=== SELECTED TEXT ===
Results showed that patients with schizophrenia exhibit a deficit in conscious recollection for auditory stimuli. These findings, when considered together with remember/know data collected from the same set of patients for olfactory and visual recognition memory, support proposals that the abnormalities in conscious recollection stem from a breakdown in central processes rather than domain-specific processes. This study depended greatly on the remember-know paradigm to test for conscious recollection differences in these patients.

===Autobiographical memory loss===
The remember-know paradigm has been used in studies that focus on the idea of a reminiscence bump and the age effects on autobiographical memory. Previous studies suggested old people had more "know" than "remember" and it was also found that younger individuals often excelled in the "remember" category but lacked in the "know".

A specific study used the remember-know paradigm while asking elderly people about their episodic memories from their university graduation. They were asked to determine whether their self reported memories were "remembered" or "known". It was hypothesized that reminiscence component of elderly adults' autobiographical recall would be strong for "remember" responses, but less so for "know" responses. It was also expected that recent memories would hold the opposite effect, that those individuals would be better at "know" responses than with "remember" responses.

Results showed that there was good retention after reminiscence bump and equal "remember" to "know" responses were reported. It was concluded that autobiographical memories were tied to both episodic and semantic memories. These results are important to demonstrate that aging is not accompanied by a decline in episodic memory due to a reliance on semantic memory as previously thought. The remember-know distinction was integral in achieving these results as well as understanding the ways in which autobiographical memory works and the prevalence of the reminiscence bump. The findings of Rybash are supported by other research.

==Related phenomena==
===Tip-of-the-tongue===
The tip-of-the-tongue state is the phenomenon that occurs when people fail to recall information but still feel as if they are close to retrieving it from memory. In this sense an individual feels as if they "know" but cannot "remember" the actual information desired. It is a frustrating but common problem that typically occurs for individuals about once a week, is frequent among nouns and is typically resolved on its own. The occurrence of the tip-of-the-tongue state increases with age throughout adulthood. Such a feeling is indication that remembering will occur or is about to occur.

===Knew-it-all-along effect===
The knew-it-all-along effect is a variant of the hindsight bias. It is the tendency for people to misremember and think that they knew more in the past than they actually did. In such situations it is difficult for us to remember what it was like when we did not have an understanding of something. For example, one might have a hard time teaching a concept to another individual because they can not remember what it is like to not understand the material.

===Hindsight bias===
Hindsight bias is the phenomenon where people tend to view events as more predictable than they really are. This occurs because one's current knowledge influences the recollection of previous beliefs. In this phenomenon, what someone "knows" is affecting what they "remember". This inaccurate assessment of reality after it has occurred is also referred to as "creeping determinism". The hindsight bias has been found among a number of domains such as historical events, political elections and the outcome of sporting events. The hindsight bias is a common phenomenon that occurs regularly among individuals in everyday life and can be generated in a laboratory setting to help increase the understanding of memory and specifically memory distortions.

=== EXERCISE DETAILS ===
From the passage on the remember-know paradigm, copy out the portion that begins with the words containing "Results showed that patients" and ends with "in these patients.".

=== Structured page parsing data ===
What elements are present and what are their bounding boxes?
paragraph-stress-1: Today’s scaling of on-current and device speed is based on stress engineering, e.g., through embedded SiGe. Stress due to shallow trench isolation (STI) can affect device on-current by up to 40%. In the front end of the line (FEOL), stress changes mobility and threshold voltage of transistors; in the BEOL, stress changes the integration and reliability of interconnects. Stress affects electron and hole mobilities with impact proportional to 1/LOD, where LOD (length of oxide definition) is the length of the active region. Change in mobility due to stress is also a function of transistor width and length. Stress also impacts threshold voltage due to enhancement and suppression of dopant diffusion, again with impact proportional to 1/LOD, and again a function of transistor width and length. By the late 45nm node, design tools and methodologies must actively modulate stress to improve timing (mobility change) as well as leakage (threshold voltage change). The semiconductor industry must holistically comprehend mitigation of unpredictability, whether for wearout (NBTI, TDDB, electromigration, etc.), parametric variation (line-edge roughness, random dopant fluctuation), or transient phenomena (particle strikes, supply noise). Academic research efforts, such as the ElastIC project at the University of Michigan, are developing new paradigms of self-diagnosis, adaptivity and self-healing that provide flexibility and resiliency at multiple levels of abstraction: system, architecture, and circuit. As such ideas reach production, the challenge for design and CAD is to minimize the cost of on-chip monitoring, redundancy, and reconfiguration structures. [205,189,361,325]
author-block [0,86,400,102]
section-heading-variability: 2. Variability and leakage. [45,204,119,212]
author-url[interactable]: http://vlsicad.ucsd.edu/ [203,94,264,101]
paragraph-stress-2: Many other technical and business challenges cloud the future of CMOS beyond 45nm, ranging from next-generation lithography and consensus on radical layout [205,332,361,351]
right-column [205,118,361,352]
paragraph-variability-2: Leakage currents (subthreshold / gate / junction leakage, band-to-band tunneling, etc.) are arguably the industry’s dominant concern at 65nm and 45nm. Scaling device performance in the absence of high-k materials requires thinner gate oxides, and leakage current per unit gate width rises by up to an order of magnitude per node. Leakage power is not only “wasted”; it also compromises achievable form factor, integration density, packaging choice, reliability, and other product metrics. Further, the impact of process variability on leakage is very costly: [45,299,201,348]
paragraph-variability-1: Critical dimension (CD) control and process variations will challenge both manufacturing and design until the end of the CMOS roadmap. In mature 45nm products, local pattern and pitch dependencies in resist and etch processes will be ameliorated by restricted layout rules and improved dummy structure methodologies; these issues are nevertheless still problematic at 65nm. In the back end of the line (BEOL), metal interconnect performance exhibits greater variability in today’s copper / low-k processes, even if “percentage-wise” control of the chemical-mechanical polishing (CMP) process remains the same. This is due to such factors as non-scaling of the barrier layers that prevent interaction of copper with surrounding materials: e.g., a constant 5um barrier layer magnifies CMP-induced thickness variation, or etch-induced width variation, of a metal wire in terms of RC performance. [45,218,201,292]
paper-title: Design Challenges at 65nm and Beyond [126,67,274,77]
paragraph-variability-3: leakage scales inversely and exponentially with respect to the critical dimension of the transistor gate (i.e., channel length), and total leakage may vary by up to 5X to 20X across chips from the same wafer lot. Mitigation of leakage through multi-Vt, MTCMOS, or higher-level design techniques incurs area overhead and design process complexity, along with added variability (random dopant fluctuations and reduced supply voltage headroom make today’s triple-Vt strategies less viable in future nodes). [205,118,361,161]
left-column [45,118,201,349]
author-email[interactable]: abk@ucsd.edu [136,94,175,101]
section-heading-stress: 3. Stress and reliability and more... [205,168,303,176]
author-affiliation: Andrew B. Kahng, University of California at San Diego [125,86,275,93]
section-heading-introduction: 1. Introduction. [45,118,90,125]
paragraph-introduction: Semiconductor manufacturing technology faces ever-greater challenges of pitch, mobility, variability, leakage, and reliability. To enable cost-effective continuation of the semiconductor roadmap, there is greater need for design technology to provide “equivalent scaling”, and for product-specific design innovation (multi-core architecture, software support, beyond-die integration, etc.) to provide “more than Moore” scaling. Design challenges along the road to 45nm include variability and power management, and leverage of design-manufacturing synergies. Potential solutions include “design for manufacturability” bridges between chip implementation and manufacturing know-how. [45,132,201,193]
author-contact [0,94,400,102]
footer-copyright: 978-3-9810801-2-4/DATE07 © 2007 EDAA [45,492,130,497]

=== EXPECTED OUTPUT ===
Results showed that patients with schizophrenia exhibit a deficit in conscious recollection for auditory stimuli. These findings, when considered together with remember/know data collected from the same set of patients for olfactory and visual recognition memory, support proposals that the abnormalities in conscious recollection stem from a breakdown in central processes rather than domain-specific processes. This study depended greatly on the remember-know paradigm to test for conscious recollection differences in these patients.